__PROVIDED ENTRIES__:
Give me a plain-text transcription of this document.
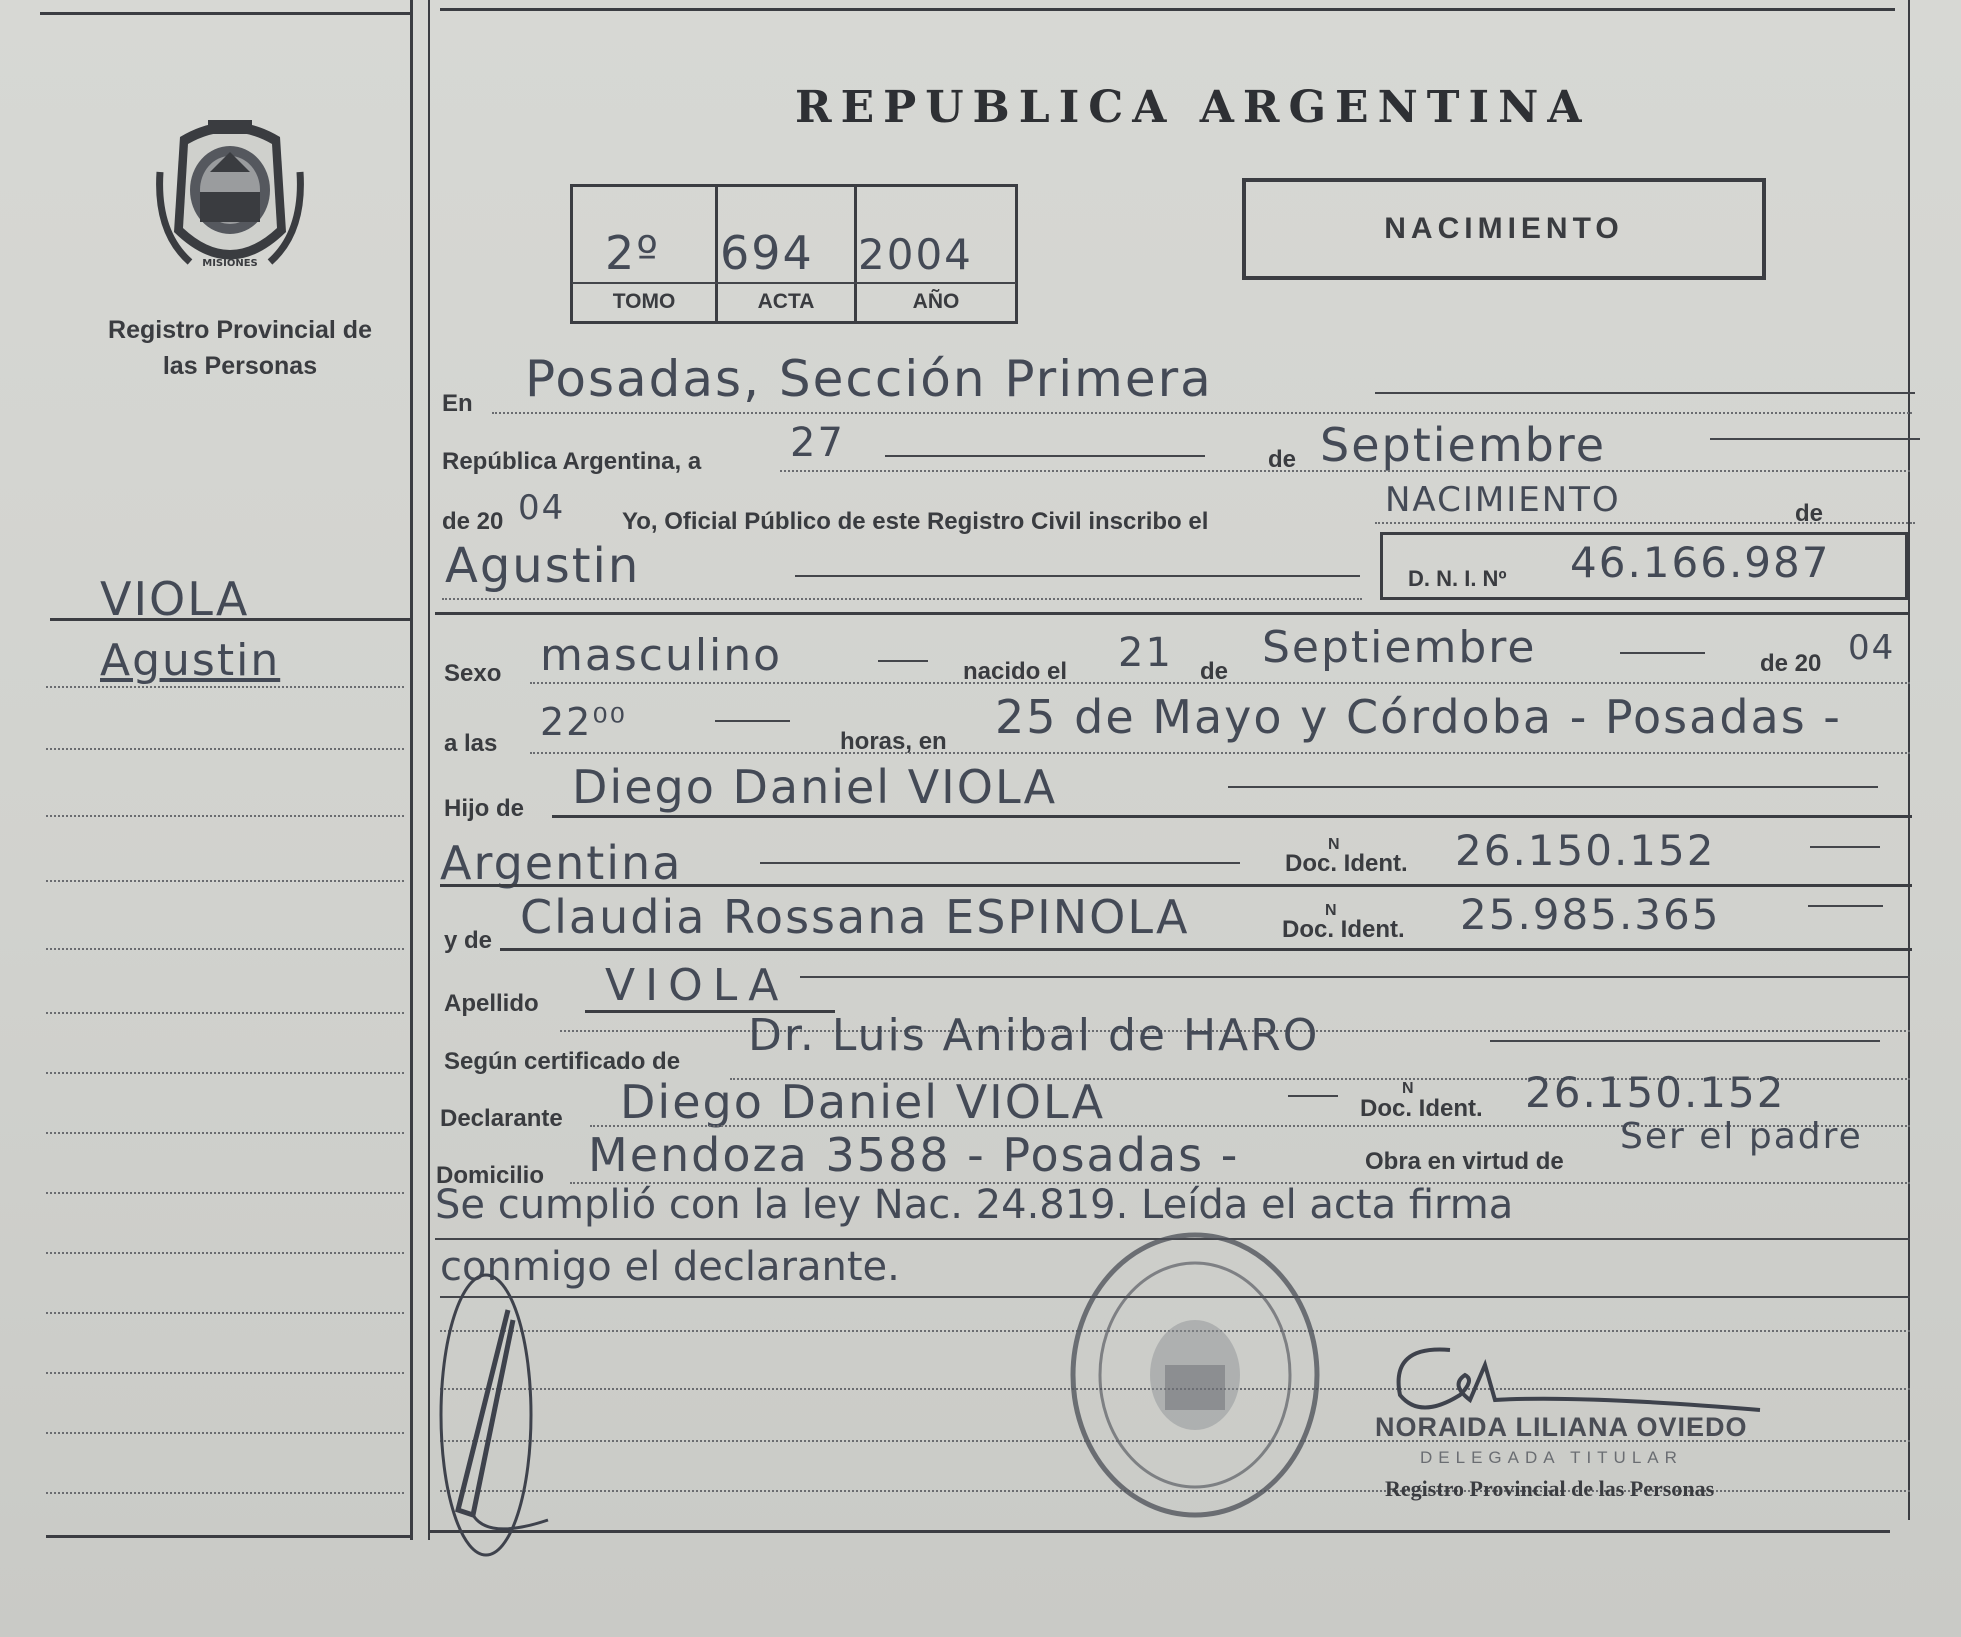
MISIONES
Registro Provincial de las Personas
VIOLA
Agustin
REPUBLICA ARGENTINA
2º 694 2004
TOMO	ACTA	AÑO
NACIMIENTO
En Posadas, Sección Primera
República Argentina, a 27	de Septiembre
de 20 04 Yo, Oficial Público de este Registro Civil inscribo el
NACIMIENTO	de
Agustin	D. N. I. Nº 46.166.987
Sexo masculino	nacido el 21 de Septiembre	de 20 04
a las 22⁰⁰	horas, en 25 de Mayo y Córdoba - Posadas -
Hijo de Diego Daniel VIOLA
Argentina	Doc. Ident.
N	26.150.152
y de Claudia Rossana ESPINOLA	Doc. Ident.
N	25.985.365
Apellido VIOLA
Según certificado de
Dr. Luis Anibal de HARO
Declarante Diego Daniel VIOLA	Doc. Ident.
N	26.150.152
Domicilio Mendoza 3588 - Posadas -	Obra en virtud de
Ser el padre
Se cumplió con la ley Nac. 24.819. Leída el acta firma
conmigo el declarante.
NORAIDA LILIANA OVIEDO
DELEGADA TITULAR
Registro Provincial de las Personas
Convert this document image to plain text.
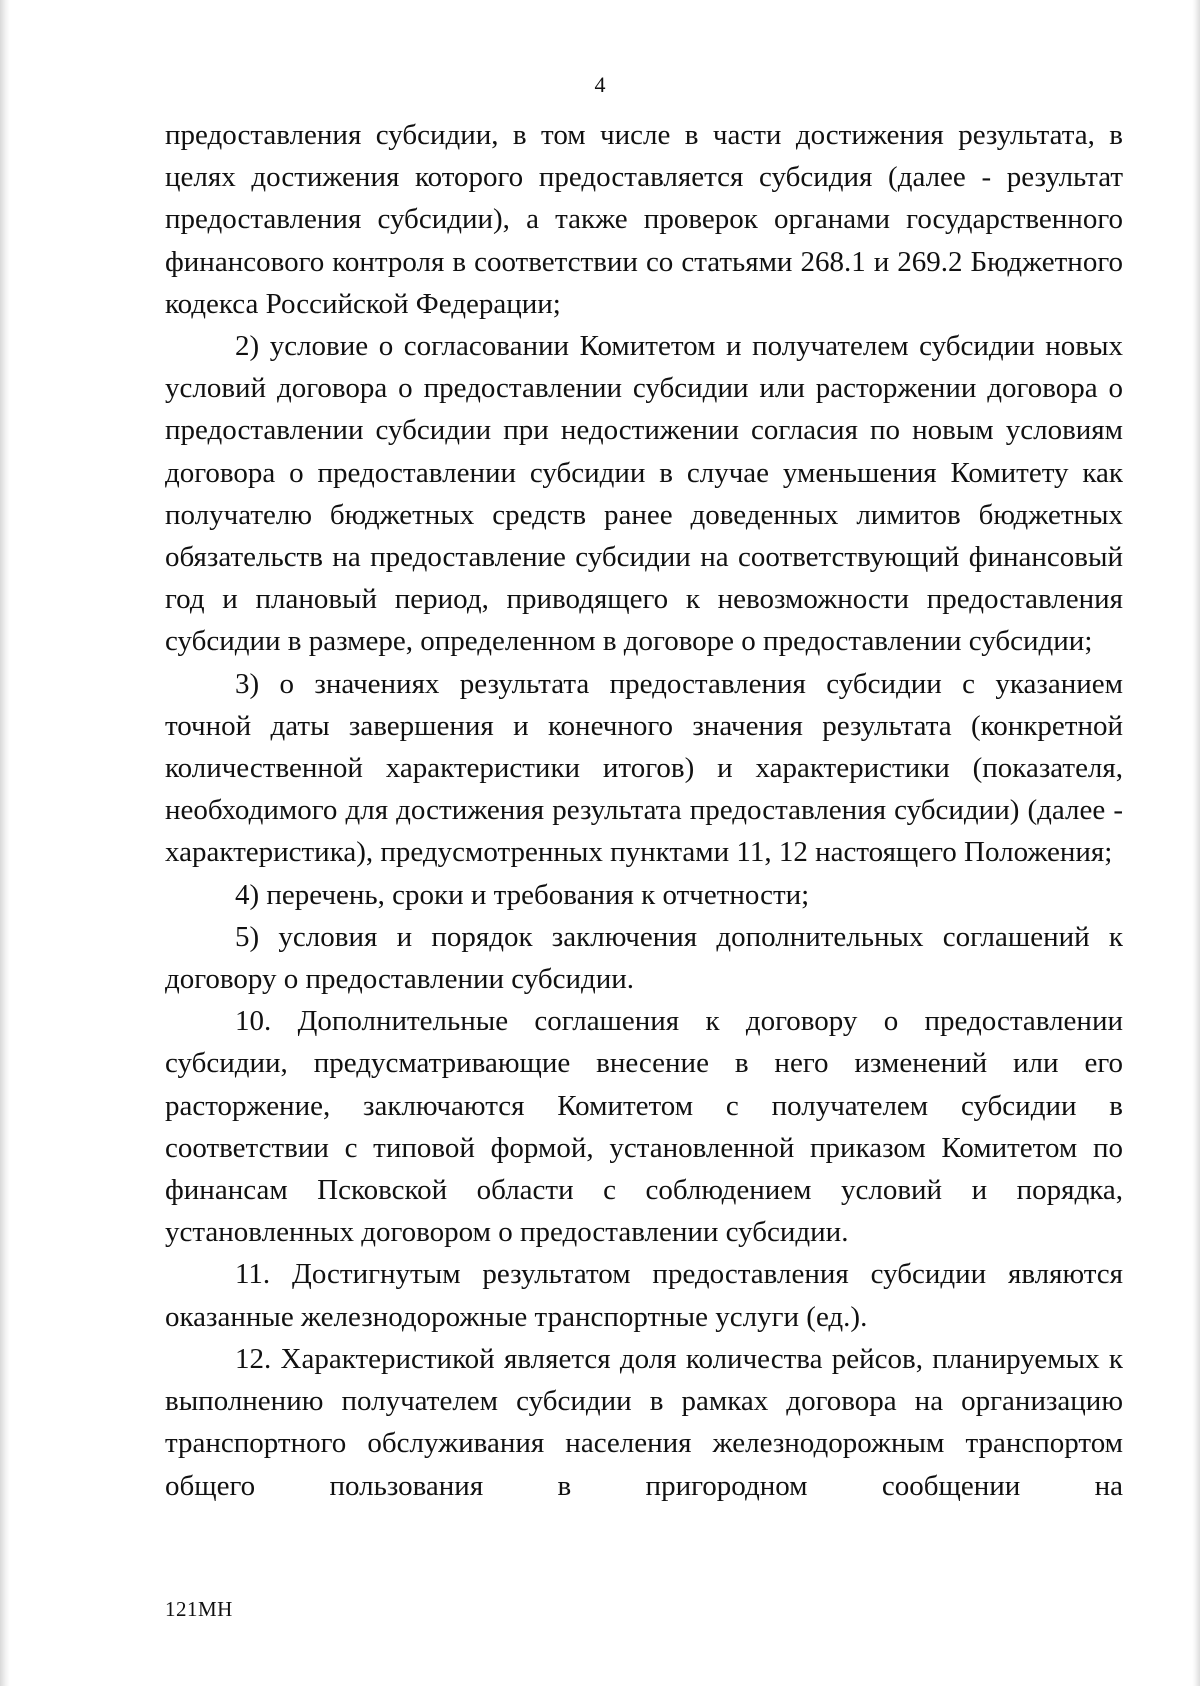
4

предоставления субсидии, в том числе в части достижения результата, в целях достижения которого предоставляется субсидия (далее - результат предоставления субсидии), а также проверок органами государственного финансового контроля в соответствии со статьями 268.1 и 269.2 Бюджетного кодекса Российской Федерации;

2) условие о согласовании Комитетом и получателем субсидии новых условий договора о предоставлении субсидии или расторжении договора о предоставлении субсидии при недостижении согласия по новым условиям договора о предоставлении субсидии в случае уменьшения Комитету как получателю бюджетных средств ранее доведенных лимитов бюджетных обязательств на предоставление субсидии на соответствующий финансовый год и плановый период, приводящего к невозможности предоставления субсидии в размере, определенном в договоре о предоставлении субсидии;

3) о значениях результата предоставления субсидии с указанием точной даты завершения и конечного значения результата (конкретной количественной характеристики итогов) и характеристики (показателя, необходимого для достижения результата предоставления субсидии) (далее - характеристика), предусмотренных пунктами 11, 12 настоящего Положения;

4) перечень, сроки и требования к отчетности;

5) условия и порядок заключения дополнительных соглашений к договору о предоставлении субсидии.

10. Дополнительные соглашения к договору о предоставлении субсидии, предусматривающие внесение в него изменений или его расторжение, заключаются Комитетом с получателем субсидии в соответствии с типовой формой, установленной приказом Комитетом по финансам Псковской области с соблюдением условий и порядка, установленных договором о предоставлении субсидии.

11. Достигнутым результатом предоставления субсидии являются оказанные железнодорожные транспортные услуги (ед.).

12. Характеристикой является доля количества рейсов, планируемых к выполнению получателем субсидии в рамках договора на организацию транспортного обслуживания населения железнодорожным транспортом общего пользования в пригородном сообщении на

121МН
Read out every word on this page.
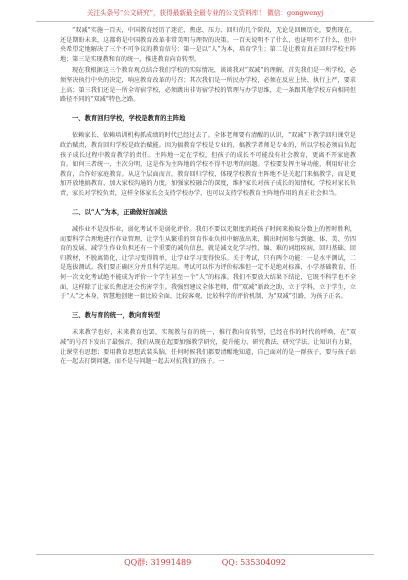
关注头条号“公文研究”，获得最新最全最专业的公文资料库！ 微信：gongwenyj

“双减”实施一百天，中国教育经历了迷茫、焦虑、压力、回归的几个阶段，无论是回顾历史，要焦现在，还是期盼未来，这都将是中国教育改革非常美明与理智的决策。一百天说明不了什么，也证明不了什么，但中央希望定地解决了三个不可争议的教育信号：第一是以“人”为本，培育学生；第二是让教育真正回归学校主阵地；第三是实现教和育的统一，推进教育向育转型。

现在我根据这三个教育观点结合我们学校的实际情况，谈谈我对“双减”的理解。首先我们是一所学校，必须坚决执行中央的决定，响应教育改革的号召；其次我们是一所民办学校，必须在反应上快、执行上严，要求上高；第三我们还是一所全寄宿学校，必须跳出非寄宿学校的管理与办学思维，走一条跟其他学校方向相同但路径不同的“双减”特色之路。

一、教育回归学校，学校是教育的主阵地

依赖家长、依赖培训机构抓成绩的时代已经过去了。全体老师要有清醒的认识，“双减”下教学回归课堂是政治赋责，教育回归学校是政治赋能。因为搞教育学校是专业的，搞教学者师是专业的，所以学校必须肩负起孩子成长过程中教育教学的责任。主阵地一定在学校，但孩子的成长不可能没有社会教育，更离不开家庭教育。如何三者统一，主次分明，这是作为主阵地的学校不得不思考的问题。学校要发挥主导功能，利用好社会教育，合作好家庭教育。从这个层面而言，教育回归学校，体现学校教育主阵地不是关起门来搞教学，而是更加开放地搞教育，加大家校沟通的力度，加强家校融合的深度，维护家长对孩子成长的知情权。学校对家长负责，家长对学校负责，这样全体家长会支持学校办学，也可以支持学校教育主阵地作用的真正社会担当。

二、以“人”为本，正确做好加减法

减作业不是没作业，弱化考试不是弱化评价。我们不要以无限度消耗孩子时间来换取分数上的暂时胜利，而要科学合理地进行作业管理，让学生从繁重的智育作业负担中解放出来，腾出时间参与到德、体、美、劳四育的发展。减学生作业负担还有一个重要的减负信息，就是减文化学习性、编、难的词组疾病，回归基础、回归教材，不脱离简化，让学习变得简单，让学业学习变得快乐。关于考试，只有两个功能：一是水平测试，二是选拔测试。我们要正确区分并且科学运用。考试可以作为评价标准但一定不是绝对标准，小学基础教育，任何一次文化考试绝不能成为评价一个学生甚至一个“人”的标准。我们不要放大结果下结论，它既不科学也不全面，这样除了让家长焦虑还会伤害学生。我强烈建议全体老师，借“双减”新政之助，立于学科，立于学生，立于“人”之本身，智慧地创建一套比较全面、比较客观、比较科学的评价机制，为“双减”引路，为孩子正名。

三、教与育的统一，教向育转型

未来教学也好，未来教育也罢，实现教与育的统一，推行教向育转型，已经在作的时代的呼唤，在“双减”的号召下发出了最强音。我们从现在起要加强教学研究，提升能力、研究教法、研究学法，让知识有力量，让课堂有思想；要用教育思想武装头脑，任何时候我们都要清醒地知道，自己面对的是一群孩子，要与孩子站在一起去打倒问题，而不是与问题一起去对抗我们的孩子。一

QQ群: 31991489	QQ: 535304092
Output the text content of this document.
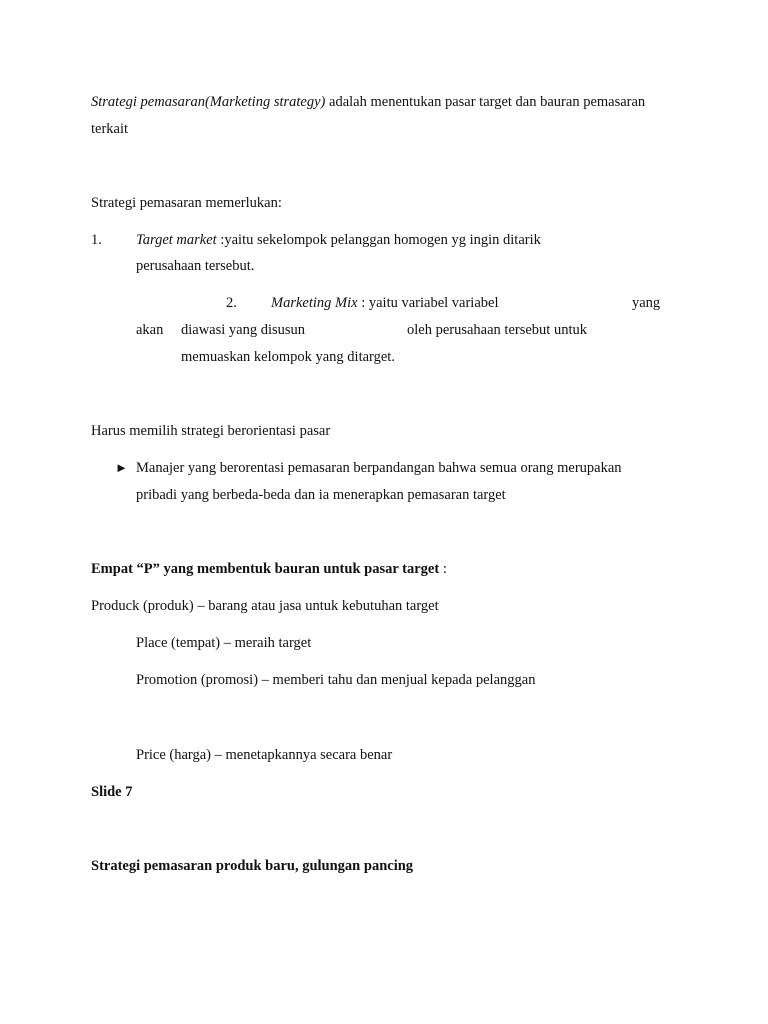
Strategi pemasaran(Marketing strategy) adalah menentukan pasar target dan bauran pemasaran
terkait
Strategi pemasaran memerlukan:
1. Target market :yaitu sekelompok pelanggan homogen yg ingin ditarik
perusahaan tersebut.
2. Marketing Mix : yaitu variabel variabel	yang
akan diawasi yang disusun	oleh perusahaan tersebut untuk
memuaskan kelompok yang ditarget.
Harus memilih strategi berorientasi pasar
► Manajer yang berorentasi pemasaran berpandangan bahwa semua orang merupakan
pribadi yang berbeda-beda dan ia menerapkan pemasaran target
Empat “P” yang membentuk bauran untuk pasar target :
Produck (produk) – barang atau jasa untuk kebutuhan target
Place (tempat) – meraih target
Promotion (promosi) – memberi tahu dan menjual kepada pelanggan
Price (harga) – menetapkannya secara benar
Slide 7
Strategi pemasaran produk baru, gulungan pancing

__SHORT PROBLEM__:
Copy out every line from the records that has the word "tersebut".

__RESULT OF THIS TASK__:
perusahaan tersebut.
akan diawasi yang disusun	oleh perusahaan tersebut untuk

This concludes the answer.